What you have to do: The lines needed are those below that contain the word "Kommuner"; copy each one.

══ Given entries ══

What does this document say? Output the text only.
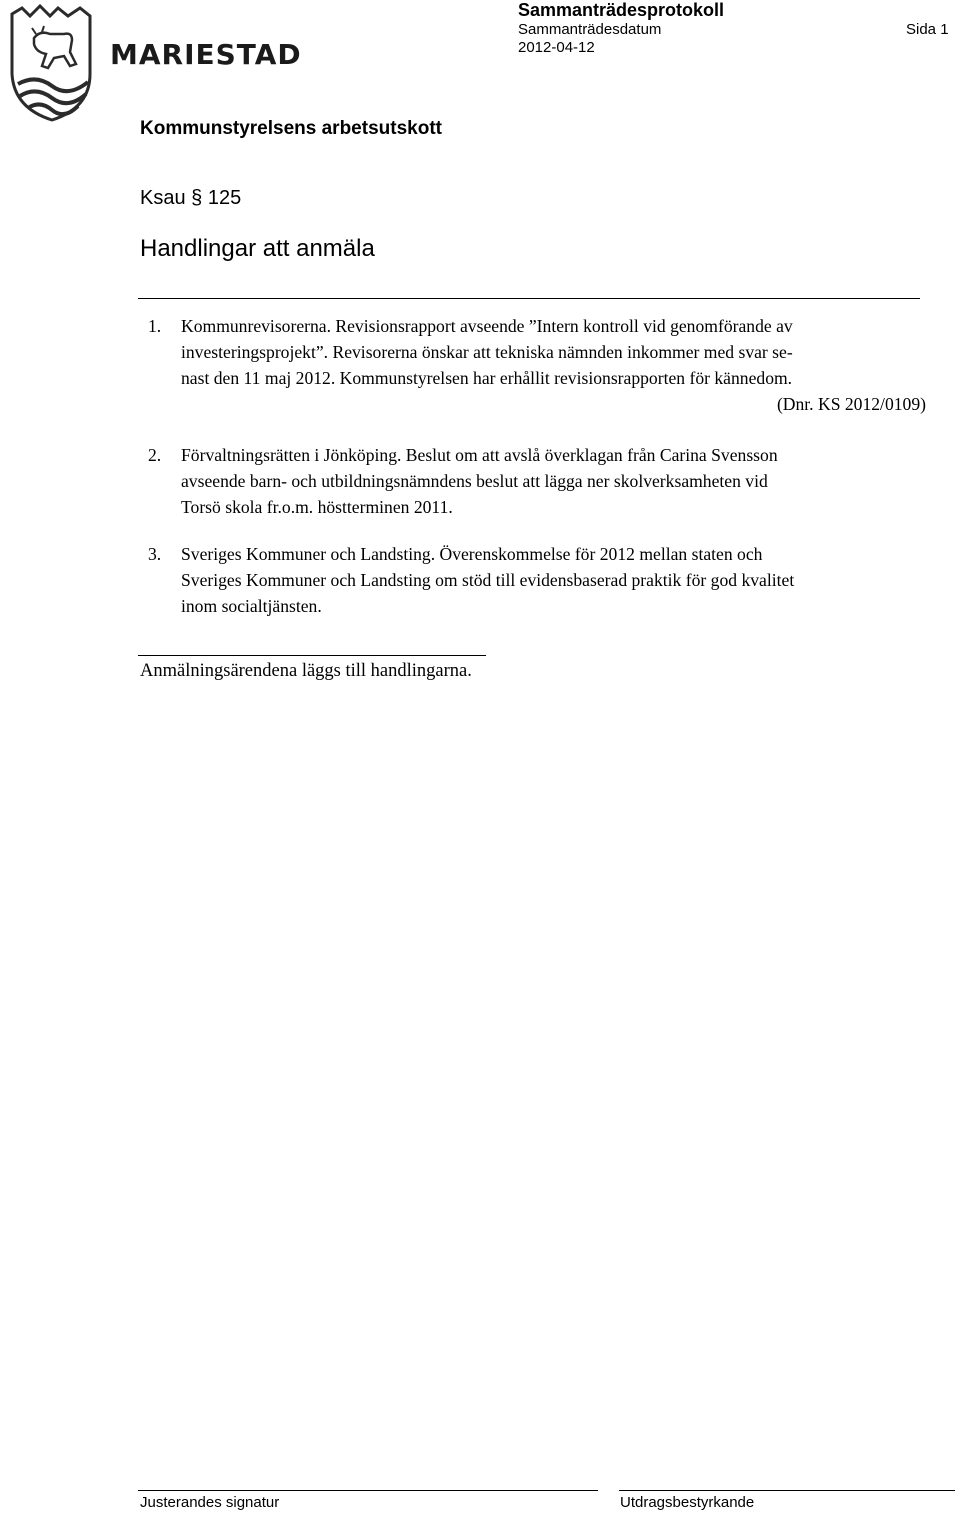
MARIESTAD
Sammanträdesprotokoll
Sammanträdesdatum	Sida 1
2012-04-12
Kommunstyrelsens arbetsutskott
Ksau § 125
Handlingar att anmäla
1. Kommunrevisorerna. Revisionsrapport avseende ”Intern kontroll vid genomförande av
investeringsprojekt”. Revisorerna önskar att tekniska nämnden inkommer med svar se-
nast den 11 maj 2012. Kommunstyrelsen har erhållit revisionsrapporten för kännedom.
(Dnr. KS 2012/0109)
2. Förvaltningsrätten i Jönköping. Beslut om att avslå överklagan från Carina Svensson
avseende barn- och utbildningsnämndens beslut att lägga ner skolverksamheten vid
Torsö skola fr.o.m. höstterminen 2011.
3. Sveriges Kommuner och Landsting. Överenskommelse för 2012 mellan staten och
Sveriges Kommuner och Landsting om stöd till evidensbaserad praktik för god kvalitet
inom socialtjänsten.
Anmälningsärendena läggs till handlingarna.
Justerandes signatur	Utdragsbestyrkande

═══

The completed task:
3. Sveriges Kommuner och Landsting. Överenskommelse för 2012 mellan staten och
Sveriges Kommuner och Landsting om stöd till evidensbaserad praktik för god kvalitet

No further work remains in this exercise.